## REQUEST
Reproduce the lines verbatim, starting at the line that contains "Enumerate the UI" and stopping after the line that contains "bar-value-label: 0.60: [759, 414, 788, 432]".

Element boundary records:

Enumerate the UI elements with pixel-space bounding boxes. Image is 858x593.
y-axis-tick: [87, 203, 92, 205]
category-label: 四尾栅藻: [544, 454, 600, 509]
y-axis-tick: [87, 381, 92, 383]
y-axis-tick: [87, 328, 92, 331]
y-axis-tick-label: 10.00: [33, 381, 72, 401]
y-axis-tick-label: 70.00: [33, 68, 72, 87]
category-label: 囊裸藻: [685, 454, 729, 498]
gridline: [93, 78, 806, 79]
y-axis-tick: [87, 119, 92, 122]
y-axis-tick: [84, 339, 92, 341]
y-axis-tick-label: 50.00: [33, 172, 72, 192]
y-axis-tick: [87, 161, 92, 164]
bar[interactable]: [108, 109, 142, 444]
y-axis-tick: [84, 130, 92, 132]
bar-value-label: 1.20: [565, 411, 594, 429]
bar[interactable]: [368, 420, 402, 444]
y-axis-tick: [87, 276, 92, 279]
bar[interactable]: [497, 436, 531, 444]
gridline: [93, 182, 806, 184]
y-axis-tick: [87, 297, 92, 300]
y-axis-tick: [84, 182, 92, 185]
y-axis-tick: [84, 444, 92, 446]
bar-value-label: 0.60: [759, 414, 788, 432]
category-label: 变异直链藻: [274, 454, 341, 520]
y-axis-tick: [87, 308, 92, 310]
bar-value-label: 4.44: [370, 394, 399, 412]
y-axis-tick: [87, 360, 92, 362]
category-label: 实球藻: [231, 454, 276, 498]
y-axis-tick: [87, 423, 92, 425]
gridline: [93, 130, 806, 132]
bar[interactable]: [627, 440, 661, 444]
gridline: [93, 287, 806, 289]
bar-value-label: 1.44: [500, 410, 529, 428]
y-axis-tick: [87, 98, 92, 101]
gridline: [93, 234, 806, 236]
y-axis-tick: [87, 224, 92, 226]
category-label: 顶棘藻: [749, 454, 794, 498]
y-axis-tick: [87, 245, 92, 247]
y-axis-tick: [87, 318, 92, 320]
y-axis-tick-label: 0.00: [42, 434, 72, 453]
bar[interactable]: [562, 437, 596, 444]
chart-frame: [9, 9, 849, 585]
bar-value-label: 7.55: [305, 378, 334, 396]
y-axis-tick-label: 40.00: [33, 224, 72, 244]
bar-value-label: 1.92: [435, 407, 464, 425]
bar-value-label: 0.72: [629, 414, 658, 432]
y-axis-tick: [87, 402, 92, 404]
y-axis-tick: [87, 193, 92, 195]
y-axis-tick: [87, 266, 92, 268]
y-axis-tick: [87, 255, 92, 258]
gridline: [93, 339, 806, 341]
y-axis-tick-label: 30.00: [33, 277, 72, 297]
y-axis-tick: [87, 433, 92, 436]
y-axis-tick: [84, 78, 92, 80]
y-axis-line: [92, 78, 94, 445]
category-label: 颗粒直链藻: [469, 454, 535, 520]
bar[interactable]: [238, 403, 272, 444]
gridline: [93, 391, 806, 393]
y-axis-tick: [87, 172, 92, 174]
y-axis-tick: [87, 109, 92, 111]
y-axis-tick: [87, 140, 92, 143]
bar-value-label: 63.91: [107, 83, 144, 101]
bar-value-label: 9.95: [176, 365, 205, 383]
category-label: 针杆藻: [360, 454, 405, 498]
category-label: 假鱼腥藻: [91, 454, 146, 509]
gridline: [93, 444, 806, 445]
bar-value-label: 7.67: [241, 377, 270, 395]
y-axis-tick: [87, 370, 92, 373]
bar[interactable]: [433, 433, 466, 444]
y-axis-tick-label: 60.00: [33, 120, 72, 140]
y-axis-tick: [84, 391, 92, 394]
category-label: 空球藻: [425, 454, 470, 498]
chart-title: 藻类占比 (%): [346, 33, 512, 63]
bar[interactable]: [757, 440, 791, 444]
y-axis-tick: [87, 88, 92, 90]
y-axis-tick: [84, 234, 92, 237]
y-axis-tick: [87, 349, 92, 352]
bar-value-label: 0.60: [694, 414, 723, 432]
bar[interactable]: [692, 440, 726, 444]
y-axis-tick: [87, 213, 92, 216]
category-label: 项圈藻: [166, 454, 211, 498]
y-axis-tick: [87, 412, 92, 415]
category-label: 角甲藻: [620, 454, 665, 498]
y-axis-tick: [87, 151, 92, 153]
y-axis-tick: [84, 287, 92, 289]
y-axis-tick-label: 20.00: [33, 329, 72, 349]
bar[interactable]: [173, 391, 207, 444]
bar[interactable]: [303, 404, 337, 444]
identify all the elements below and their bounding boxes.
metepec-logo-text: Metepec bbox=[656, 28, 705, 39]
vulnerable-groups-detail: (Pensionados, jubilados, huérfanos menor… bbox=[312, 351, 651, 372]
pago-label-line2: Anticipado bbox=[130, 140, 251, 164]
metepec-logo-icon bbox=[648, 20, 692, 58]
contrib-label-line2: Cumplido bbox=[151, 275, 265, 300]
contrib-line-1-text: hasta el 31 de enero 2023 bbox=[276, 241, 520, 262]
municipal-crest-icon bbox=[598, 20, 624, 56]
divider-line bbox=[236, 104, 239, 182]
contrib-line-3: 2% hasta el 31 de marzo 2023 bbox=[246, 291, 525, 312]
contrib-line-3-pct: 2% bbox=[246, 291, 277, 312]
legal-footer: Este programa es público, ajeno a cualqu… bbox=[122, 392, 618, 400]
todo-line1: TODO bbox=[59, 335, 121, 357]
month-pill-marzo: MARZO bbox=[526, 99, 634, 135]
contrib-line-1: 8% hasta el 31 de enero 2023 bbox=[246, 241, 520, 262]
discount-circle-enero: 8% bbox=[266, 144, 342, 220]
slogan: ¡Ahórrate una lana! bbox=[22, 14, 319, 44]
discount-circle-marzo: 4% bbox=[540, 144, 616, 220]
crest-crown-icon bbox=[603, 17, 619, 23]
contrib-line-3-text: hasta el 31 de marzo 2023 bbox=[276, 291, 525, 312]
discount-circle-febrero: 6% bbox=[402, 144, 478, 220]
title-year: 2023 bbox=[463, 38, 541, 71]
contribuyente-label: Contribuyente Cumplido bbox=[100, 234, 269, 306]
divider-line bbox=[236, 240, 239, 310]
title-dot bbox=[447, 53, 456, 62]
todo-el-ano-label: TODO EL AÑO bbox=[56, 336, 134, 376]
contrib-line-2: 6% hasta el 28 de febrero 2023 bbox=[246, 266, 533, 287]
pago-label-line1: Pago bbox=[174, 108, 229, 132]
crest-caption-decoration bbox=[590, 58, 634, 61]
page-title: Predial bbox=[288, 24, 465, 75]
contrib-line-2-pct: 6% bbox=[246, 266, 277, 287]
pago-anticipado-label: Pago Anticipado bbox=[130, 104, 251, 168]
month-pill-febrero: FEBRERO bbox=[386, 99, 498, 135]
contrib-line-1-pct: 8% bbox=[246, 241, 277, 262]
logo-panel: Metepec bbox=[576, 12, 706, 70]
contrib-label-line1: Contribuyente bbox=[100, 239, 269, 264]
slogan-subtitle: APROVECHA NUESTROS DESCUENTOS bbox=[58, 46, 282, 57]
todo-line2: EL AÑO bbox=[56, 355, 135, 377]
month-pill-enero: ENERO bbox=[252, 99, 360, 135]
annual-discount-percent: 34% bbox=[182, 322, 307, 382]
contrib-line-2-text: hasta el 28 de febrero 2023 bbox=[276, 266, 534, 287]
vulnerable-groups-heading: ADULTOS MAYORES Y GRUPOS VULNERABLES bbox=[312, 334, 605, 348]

==

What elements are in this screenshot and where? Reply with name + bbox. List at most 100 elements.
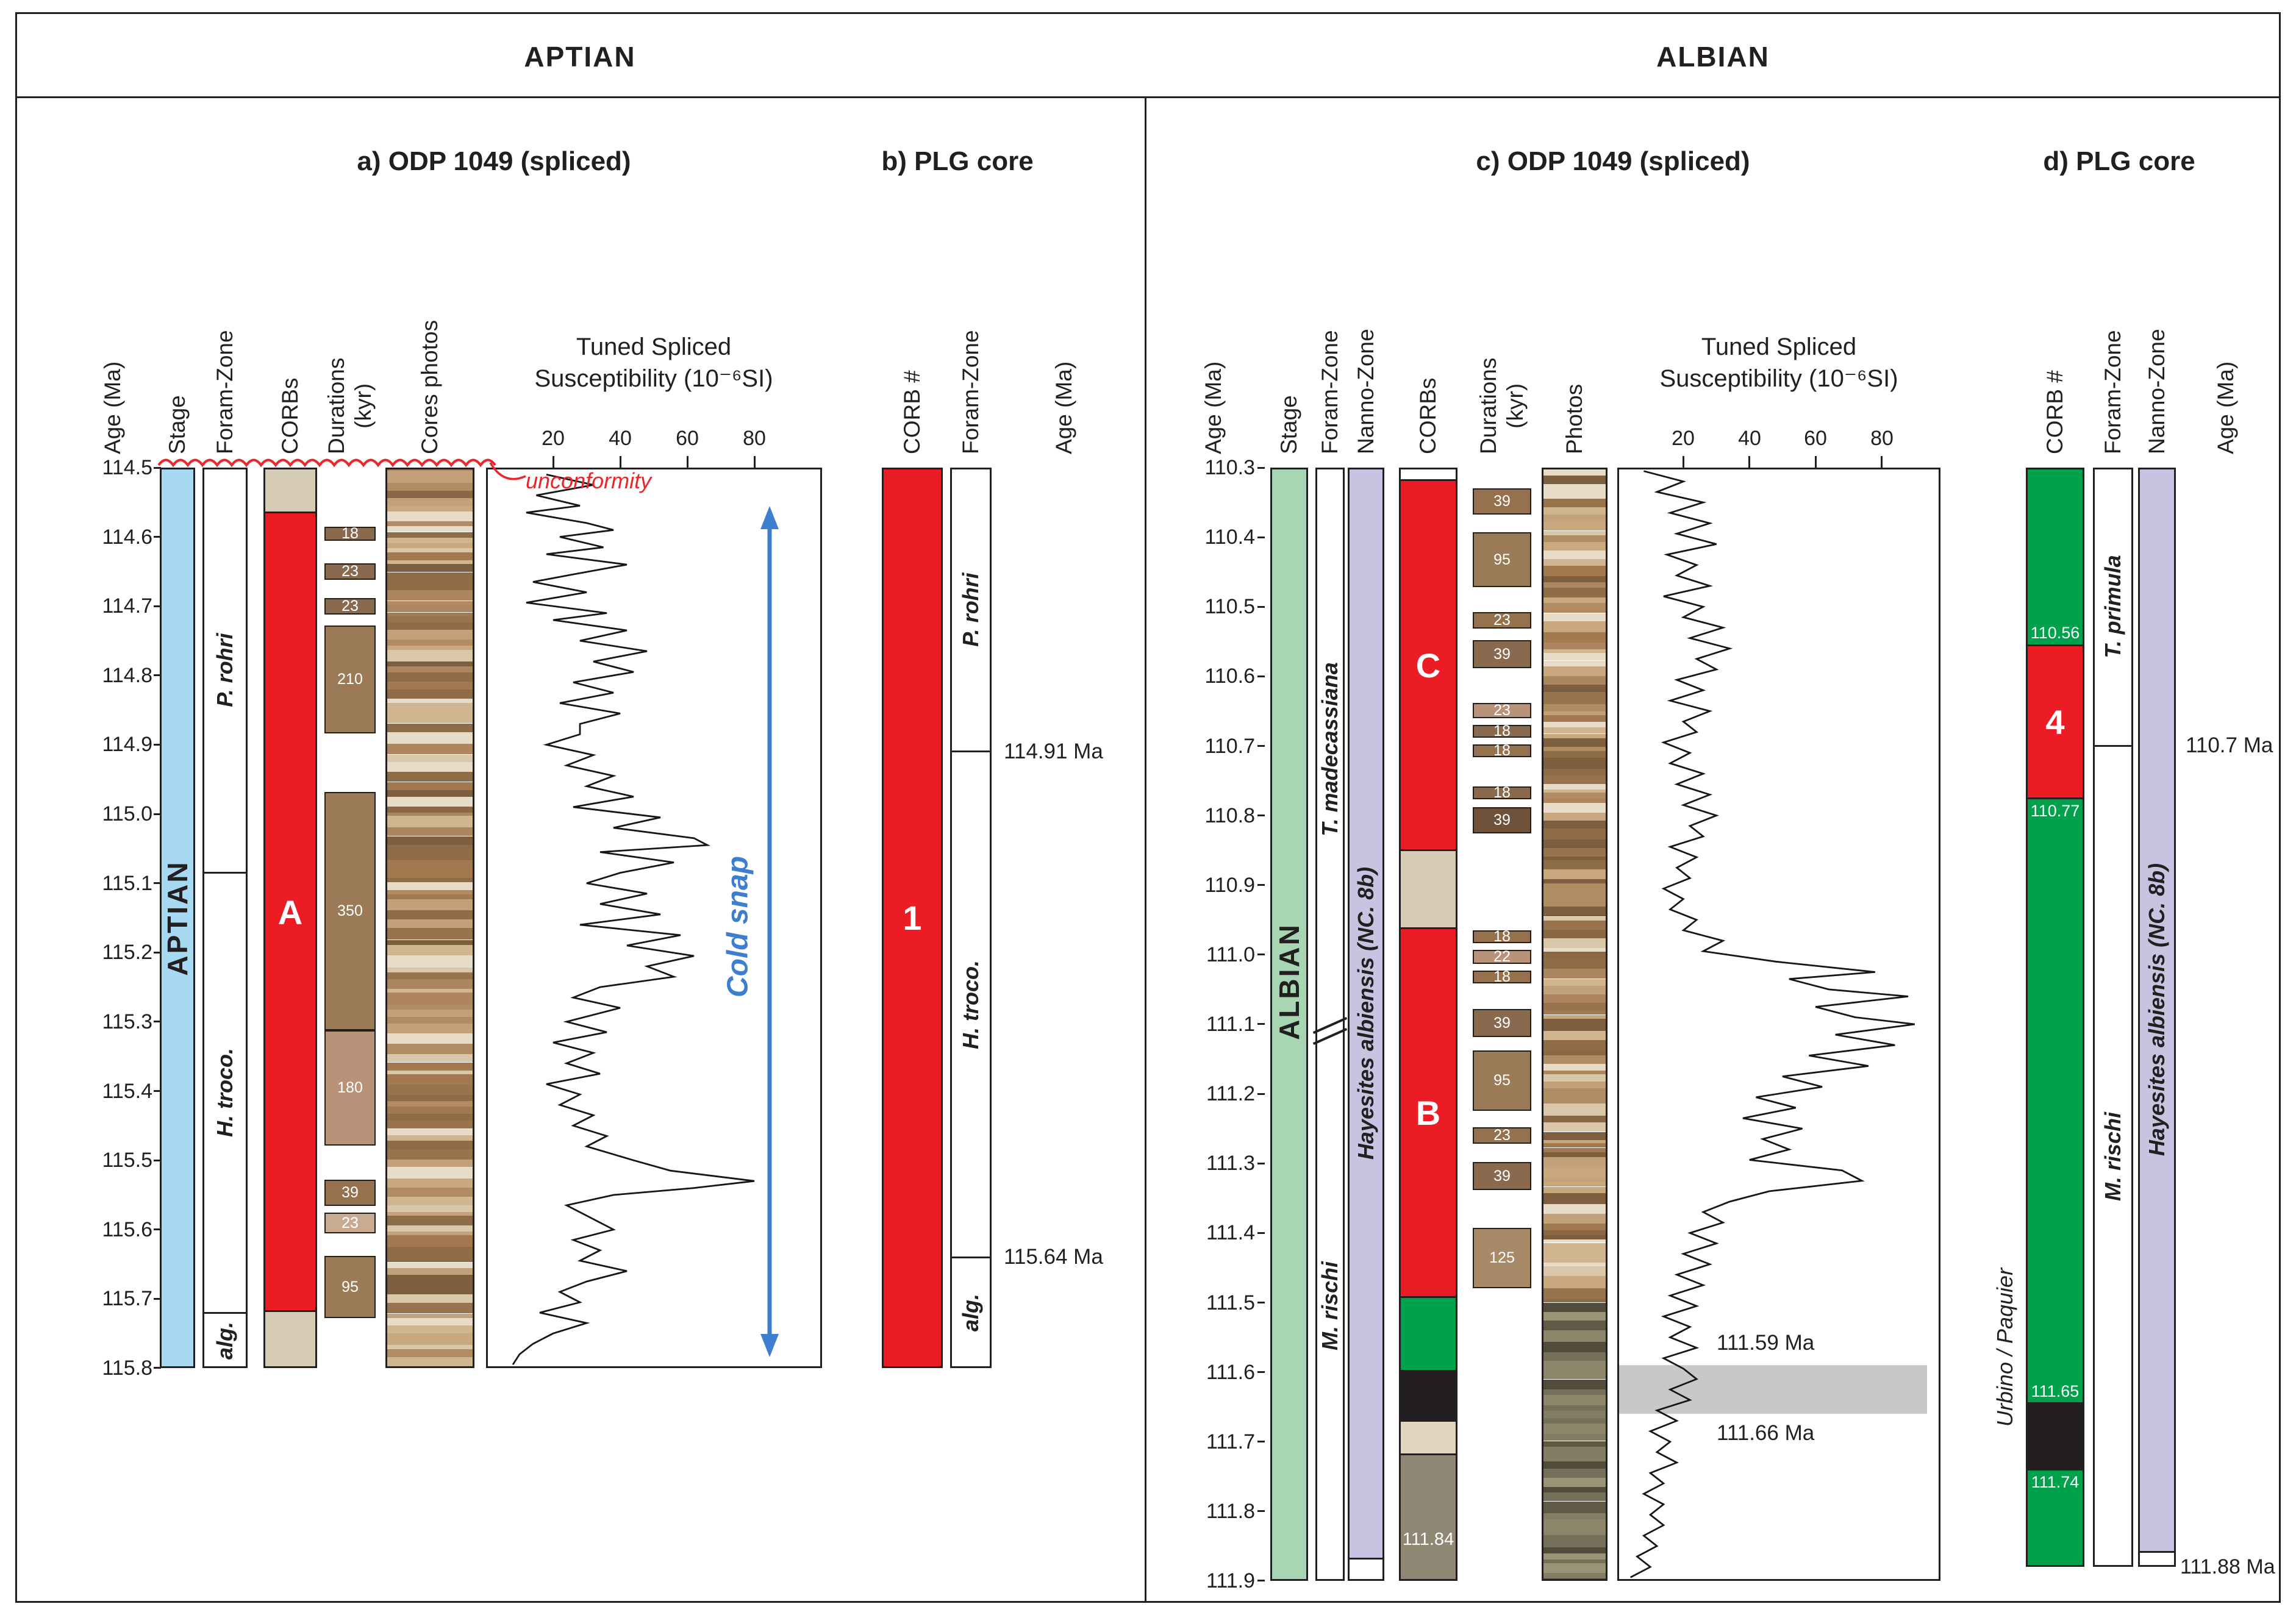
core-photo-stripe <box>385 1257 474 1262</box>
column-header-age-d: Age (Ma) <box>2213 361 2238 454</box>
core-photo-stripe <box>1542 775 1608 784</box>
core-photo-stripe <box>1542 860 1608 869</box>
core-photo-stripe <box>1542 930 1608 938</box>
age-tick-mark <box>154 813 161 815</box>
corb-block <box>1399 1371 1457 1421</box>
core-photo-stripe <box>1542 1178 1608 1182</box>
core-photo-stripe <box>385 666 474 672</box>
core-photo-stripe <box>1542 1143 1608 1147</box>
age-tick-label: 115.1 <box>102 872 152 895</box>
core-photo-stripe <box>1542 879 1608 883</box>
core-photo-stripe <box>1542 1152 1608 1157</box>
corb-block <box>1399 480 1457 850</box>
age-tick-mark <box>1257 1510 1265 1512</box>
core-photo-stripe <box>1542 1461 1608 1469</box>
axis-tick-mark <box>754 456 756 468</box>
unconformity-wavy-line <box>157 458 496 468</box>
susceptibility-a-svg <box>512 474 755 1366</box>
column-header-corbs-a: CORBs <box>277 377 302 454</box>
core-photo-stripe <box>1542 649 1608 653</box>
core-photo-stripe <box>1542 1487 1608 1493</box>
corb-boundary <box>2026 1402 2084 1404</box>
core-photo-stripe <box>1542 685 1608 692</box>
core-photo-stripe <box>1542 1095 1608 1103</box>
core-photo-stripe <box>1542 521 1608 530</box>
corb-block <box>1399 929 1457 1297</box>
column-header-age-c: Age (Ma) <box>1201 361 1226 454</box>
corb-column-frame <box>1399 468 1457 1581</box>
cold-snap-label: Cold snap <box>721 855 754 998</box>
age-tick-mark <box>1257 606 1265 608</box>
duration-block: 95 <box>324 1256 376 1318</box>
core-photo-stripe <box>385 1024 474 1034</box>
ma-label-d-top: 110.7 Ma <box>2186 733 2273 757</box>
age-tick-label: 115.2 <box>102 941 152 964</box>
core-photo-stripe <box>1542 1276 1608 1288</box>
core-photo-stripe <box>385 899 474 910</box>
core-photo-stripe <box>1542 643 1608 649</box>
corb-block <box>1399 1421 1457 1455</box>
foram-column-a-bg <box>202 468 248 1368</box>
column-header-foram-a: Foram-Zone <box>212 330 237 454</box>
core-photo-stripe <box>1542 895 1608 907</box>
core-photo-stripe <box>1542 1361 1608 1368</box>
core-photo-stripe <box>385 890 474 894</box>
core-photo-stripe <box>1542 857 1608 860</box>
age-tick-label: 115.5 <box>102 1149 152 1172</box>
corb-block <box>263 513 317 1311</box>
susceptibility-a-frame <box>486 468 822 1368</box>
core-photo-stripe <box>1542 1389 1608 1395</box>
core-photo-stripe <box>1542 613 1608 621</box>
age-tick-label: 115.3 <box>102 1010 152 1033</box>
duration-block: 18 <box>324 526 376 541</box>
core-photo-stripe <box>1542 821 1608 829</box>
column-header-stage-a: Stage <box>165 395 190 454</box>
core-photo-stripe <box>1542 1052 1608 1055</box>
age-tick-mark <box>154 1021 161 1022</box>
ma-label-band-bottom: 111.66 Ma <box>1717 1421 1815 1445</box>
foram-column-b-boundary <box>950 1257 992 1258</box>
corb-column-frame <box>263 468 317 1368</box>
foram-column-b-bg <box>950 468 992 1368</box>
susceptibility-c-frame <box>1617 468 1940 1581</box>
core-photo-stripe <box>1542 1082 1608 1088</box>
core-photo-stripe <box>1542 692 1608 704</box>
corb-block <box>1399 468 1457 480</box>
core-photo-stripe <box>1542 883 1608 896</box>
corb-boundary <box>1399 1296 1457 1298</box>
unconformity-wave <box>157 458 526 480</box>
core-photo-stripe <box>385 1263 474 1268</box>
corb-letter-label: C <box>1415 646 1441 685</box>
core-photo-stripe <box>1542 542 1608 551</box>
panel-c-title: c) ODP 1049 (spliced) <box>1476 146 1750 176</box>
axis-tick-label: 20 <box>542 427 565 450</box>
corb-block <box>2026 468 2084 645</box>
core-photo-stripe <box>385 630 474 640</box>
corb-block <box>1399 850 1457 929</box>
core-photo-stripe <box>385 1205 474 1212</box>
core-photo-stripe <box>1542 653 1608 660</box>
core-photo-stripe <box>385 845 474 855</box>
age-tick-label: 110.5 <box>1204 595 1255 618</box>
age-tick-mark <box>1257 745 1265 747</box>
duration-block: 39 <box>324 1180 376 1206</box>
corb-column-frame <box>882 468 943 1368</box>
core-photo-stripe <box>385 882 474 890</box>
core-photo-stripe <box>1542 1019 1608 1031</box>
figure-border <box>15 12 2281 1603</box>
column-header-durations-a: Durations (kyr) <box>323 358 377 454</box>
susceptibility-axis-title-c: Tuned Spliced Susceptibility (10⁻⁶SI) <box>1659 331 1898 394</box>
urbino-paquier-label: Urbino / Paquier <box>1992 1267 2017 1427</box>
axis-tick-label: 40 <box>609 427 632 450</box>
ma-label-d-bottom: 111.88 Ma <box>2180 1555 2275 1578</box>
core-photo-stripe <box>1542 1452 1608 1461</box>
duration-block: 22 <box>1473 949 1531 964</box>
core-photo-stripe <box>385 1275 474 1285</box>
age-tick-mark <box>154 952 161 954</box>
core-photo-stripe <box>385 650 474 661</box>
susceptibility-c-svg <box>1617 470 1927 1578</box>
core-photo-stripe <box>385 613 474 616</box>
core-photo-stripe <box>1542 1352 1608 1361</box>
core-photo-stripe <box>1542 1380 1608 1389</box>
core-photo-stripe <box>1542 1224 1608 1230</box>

## REPLY TO THE EXERCISE
Enumerate the UI elements with pixel-space bounding boxes. Image is 858x593.
y-axis-tick: [87, 203, 92, 205]
category-label: 四尾栅藻: [544, 454, 600, 509]
y-axis-tick: [87, 381, 92, 383]
y-axis-tick: [87, 328, 92, 331]
y-axis-tick-label: 10.00: [33, 381, 72, 401]
y-axis-tick-label: 70.00: [33, 68, 72, 87]
category-label: 囊裸藻: [685, 454, 729, 498]
gridline: [93, 78, 806, 79]
y-axis-tick: [87, 119, 92, 122]
y-axis-tick: [84, 339, 92, 341]
y-axis-tick-label: 50.00: [33, 172, 72, 192]
y-axis-tick: [87, 161, 92, 164]
bar[interactable]: [108, 109, 142, 444]
y-axis-tick: [84, 130, 92, 132]
bar-value-label: 1.20: [565, 411, 594, 429]
bar[interactable]: [368, 420, 402, 444]
y-axis-tick: [87, 276, 92, 279]
bar[interactable]: [497, 436, 531, 444]
gridline: [93, 182, 806, 184]
y-axis-tick: [87, 297, 92, 300]
y-axis-tick: [84, 182, 92, 185]
y-axis-tick: [84, 444, 92, 446]
bar-value-label: 0.60: [759, 414, 788, 432]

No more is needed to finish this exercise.